### Set exercise
Go through the listing and pick out each line with the word "about" in it.

### Extracted material
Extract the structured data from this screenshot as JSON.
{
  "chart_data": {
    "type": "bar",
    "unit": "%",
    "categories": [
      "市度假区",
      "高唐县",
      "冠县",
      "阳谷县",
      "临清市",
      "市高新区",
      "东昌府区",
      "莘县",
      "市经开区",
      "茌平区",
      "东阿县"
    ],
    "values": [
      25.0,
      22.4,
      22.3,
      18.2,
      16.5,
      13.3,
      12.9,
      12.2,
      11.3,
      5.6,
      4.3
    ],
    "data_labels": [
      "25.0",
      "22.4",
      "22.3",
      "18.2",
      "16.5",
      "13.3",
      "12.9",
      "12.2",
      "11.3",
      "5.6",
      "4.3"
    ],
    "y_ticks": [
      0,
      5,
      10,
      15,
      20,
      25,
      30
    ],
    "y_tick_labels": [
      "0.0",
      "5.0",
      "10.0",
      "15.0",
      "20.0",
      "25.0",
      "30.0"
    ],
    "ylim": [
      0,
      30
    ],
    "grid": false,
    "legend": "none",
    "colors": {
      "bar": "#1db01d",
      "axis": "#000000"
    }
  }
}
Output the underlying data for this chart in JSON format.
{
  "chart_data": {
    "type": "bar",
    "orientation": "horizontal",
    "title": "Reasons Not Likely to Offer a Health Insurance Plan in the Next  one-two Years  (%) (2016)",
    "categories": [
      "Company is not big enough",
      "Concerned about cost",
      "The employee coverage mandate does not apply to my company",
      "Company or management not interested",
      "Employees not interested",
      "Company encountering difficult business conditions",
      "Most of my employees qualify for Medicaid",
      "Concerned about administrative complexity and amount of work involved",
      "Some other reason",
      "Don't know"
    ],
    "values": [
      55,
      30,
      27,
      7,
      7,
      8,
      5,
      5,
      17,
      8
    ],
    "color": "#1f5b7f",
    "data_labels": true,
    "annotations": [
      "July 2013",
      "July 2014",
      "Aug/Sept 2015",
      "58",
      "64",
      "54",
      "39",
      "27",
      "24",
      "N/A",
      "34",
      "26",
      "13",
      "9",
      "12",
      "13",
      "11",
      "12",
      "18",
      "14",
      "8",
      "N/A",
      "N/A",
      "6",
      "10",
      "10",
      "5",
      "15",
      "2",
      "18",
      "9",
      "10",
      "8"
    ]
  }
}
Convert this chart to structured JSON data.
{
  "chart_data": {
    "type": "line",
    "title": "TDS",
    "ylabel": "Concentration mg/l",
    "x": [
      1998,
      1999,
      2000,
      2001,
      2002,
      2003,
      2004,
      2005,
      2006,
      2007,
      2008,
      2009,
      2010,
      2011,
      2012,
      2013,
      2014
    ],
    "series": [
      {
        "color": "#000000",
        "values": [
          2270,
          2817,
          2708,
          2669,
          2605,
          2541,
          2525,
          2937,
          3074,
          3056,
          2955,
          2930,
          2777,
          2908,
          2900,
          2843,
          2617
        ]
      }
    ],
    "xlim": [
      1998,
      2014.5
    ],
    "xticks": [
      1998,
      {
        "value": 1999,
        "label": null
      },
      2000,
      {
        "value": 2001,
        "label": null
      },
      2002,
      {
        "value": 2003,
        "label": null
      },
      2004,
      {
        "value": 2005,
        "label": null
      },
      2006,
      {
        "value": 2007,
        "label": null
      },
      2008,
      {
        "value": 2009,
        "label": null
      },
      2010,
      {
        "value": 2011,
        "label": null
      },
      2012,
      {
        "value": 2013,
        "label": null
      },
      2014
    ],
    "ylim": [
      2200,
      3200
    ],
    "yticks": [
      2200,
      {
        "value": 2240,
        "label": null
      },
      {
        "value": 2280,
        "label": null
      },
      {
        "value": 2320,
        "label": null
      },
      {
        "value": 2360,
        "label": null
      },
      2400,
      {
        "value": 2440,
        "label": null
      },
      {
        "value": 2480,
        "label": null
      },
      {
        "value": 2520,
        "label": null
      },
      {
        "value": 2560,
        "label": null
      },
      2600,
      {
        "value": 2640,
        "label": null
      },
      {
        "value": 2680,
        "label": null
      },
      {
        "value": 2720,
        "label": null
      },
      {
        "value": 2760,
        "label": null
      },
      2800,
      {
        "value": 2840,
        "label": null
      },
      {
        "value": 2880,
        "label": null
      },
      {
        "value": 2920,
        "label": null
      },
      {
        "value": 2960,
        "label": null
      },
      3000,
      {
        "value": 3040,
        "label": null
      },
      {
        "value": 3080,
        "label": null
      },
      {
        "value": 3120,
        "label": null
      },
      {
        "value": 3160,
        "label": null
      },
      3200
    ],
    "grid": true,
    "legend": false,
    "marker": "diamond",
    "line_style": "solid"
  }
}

### Solution
      "Concerned about cost",
      "Concerned about administrative complexity and amount of work involved",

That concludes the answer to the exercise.